## Problem requirements
Below are some records. Pull every line that contains the word "this".

* Begin Task input *

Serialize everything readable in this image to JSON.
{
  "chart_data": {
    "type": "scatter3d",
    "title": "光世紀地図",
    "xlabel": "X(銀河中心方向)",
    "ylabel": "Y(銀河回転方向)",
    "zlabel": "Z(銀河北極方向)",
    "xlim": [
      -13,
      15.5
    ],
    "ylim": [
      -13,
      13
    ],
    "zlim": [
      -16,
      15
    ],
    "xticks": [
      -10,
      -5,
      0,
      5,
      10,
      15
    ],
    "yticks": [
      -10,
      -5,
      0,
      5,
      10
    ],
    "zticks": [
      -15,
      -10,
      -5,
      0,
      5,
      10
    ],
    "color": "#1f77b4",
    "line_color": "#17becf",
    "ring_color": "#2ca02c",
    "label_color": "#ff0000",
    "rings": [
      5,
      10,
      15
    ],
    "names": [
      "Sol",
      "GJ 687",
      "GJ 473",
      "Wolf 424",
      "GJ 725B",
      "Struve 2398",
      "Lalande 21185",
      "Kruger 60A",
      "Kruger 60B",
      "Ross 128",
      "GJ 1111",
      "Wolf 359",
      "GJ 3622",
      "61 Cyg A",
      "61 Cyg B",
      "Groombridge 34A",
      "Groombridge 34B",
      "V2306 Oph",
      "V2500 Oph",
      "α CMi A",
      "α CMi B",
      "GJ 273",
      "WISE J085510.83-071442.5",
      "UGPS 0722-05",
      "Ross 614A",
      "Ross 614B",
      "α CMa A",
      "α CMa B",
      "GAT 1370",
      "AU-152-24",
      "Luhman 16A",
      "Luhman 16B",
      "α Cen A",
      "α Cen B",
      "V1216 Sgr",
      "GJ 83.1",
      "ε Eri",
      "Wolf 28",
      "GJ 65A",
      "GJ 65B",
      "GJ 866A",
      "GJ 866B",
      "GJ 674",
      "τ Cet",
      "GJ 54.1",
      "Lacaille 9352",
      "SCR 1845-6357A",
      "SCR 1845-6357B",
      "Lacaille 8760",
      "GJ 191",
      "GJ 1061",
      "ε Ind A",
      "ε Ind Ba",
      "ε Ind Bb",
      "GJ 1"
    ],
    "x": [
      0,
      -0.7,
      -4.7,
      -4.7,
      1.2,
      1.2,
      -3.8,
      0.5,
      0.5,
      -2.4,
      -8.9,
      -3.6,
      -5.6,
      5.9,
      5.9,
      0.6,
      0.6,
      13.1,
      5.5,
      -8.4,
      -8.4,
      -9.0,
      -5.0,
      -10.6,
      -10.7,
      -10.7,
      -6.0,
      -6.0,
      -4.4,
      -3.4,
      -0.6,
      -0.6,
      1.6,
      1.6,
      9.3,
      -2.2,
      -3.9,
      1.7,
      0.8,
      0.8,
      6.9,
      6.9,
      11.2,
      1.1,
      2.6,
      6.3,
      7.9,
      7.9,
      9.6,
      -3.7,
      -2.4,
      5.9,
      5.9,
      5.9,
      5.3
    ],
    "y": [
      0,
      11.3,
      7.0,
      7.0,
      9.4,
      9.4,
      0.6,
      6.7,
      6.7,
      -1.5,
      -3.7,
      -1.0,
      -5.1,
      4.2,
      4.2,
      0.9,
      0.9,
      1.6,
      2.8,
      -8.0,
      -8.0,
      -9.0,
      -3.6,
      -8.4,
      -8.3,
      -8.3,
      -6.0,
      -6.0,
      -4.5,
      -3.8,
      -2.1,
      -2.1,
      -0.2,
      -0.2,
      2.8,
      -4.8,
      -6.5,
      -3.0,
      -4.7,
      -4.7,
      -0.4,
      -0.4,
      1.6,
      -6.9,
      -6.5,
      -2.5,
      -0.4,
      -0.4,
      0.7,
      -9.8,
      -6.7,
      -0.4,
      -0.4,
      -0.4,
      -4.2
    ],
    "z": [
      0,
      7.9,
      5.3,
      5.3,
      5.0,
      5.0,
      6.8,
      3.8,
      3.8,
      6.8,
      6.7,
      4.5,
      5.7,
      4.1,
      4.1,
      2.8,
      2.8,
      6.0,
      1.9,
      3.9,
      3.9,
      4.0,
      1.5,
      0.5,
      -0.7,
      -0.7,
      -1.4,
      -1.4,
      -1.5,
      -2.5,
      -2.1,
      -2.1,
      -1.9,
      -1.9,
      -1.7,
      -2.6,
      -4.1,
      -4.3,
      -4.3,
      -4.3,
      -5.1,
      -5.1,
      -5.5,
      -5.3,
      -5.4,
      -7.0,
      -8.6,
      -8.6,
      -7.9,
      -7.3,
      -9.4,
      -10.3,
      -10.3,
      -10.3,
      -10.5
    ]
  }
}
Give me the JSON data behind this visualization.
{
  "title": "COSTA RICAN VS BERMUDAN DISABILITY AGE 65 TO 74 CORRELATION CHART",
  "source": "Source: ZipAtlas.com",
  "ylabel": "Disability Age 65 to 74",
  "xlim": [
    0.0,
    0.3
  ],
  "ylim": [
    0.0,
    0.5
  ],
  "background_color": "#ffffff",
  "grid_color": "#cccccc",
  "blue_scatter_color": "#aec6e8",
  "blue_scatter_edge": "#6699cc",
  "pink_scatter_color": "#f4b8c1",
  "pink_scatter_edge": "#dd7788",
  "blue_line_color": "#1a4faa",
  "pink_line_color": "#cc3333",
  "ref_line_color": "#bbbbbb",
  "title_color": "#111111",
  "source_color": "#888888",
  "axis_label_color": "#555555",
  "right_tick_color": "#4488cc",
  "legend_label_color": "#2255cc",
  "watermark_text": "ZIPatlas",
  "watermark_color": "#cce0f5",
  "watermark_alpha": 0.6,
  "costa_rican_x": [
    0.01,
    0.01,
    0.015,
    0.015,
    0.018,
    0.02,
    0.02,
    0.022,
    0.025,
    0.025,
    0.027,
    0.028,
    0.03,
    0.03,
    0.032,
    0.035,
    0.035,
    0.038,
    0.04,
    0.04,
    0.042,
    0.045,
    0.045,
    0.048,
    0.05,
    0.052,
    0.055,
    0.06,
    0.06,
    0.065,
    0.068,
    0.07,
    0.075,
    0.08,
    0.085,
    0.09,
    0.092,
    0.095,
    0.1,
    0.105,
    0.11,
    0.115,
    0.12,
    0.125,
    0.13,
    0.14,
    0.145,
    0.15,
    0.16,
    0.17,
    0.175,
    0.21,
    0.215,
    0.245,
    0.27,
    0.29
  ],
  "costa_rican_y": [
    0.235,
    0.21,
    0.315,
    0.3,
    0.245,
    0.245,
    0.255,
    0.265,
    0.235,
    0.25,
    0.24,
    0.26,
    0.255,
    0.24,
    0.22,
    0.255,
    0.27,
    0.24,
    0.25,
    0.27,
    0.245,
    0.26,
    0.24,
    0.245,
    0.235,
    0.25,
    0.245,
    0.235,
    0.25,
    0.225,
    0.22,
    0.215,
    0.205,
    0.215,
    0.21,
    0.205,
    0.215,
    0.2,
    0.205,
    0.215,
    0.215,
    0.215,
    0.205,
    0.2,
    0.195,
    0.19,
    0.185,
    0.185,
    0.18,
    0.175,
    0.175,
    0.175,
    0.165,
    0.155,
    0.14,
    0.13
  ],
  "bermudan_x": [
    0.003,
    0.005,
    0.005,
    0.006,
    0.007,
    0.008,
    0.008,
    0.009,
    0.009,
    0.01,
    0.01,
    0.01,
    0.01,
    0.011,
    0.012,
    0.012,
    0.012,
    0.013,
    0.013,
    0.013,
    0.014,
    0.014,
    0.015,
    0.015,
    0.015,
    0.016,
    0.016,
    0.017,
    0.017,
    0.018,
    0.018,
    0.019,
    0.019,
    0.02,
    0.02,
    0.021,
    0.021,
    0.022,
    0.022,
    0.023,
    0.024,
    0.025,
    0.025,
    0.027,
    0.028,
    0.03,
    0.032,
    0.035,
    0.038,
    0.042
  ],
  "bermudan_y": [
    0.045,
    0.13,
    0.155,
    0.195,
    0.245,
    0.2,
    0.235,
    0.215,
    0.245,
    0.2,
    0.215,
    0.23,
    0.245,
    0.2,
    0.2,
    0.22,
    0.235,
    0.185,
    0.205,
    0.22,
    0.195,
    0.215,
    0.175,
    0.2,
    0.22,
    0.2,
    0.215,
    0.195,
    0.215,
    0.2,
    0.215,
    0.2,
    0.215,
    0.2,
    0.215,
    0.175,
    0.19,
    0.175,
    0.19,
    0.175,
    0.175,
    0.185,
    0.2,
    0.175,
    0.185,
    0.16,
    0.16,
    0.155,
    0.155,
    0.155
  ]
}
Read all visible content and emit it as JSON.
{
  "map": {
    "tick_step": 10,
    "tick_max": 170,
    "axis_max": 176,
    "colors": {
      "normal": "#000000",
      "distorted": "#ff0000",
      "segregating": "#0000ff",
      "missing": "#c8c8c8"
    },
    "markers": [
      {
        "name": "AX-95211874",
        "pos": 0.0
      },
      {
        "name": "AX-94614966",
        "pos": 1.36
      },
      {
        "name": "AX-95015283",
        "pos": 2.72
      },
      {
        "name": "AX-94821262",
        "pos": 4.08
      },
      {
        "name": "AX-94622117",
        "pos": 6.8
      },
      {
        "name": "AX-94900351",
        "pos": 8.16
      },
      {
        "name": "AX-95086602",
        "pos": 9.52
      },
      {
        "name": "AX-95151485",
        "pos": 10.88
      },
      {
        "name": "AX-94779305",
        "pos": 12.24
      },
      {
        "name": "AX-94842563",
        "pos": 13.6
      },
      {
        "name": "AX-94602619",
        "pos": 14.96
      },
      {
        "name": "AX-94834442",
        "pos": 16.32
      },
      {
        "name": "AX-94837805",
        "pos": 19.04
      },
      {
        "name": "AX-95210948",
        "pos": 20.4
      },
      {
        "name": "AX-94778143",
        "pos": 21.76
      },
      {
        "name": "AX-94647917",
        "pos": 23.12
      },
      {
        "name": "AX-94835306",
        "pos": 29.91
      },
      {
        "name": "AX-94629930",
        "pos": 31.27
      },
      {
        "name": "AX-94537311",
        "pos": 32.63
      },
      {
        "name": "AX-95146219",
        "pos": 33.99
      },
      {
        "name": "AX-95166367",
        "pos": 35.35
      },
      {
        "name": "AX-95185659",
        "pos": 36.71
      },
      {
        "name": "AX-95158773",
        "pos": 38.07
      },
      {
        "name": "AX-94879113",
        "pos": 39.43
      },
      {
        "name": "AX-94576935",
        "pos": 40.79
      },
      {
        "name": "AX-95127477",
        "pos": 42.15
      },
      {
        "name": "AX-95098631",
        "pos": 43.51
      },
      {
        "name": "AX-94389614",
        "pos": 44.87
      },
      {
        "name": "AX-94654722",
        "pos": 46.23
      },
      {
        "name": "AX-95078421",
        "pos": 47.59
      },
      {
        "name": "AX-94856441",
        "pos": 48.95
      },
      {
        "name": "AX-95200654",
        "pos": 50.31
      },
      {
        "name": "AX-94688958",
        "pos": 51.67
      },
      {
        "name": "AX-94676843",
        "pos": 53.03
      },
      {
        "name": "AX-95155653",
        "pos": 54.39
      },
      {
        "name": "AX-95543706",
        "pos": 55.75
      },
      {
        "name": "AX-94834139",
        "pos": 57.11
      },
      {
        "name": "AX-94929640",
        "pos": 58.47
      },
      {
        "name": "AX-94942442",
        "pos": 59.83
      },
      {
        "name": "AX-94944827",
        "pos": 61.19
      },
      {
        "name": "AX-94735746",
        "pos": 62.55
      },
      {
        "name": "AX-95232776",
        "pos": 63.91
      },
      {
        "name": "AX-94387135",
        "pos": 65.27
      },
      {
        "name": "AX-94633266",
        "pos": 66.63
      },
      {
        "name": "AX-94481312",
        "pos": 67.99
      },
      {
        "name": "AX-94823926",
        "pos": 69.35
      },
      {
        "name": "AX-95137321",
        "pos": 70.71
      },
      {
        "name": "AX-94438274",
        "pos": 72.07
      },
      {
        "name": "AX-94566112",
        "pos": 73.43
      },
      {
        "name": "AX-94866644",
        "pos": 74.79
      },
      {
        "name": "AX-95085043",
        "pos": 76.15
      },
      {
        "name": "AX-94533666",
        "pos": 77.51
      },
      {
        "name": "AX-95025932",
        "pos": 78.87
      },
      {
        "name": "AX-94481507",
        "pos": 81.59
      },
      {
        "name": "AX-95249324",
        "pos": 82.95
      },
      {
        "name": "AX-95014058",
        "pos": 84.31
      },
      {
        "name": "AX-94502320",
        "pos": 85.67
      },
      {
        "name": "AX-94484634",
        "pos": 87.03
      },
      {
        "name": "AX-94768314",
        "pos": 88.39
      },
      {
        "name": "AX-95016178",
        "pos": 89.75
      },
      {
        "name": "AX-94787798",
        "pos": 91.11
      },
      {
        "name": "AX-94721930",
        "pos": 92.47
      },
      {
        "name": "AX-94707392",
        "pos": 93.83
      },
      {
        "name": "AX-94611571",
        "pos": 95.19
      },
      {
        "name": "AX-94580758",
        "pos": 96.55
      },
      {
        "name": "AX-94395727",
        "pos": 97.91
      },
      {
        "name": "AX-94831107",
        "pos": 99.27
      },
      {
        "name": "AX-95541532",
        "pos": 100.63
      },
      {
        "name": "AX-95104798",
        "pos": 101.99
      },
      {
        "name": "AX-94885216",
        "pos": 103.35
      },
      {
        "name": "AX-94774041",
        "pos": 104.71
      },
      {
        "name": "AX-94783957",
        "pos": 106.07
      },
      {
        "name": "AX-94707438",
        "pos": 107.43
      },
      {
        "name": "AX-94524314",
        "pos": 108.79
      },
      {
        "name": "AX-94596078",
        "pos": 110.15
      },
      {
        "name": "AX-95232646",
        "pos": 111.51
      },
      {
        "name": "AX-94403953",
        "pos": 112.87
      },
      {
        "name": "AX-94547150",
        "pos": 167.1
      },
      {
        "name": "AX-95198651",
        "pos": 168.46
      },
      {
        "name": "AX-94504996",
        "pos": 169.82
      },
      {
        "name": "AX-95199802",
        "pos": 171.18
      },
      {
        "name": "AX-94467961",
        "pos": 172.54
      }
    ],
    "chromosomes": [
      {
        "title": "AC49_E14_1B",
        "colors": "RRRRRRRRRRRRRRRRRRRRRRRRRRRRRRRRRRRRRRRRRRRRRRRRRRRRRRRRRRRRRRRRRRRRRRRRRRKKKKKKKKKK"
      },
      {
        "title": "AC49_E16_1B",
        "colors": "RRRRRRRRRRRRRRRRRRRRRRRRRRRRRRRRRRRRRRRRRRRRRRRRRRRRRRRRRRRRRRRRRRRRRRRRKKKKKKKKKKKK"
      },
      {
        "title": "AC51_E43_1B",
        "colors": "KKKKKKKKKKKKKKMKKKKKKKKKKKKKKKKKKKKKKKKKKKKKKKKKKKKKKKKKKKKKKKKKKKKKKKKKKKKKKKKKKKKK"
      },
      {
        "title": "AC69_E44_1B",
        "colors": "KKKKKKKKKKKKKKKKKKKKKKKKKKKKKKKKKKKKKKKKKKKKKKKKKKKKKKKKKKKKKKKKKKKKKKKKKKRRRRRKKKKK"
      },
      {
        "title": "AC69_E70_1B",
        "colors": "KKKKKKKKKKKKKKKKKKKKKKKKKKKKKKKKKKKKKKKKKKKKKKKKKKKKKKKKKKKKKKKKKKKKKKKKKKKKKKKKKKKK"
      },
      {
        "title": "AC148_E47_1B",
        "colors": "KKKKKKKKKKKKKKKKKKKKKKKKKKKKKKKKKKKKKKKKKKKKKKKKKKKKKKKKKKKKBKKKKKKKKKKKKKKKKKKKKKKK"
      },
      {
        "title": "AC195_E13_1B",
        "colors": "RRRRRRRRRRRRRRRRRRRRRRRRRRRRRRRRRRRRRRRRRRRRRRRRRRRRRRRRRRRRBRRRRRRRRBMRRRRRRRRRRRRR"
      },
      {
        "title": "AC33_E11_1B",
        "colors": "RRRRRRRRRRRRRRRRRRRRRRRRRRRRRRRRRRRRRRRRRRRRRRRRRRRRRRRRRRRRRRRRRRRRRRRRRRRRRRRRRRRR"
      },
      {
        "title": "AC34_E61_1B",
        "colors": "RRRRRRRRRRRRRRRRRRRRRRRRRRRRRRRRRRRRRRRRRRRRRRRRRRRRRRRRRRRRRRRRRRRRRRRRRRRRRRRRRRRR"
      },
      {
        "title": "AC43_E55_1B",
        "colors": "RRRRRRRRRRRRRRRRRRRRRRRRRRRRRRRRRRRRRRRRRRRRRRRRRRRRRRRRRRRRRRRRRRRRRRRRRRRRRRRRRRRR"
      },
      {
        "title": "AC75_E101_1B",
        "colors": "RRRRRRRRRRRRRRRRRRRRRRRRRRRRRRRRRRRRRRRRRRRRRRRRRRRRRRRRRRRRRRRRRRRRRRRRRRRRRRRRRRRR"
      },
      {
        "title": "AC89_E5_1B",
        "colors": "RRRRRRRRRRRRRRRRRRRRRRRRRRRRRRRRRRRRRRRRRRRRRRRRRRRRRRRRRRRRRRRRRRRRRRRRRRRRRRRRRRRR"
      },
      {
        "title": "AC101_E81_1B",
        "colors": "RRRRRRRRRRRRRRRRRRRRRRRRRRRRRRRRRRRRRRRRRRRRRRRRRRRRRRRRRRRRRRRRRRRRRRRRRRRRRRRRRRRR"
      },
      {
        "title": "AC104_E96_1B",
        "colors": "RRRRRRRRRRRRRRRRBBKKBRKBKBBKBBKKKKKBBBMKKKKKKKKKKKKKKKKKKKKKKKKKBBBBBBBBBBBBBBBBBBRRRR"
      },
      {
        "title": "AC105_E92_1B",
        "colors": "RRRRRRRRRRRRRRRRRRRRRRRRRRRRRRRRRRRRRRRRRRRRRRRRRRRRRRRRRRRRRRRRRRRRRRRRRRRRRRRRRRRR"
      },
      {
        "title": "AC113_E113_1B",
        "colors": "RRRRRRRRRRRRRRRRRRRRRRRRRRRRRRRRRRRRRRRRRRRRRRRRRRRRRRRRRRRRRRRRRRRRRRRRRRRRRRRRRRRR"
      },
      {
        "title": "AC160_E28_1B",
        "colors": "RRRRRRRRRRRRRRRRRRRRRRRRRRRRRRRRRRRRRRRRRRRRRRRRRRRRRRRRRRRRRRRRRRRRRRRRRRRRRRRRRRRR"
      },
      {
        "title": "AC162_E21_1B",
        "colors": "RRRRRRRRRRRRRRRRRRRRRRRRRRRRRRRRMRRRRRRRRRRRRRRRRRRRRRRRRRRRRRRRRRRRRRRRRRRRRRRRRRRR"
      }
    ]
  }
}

* End Task input *

## Answer to the task
Serialize everything readable in this image to JSON.
Give me the JSON data behind this visualization.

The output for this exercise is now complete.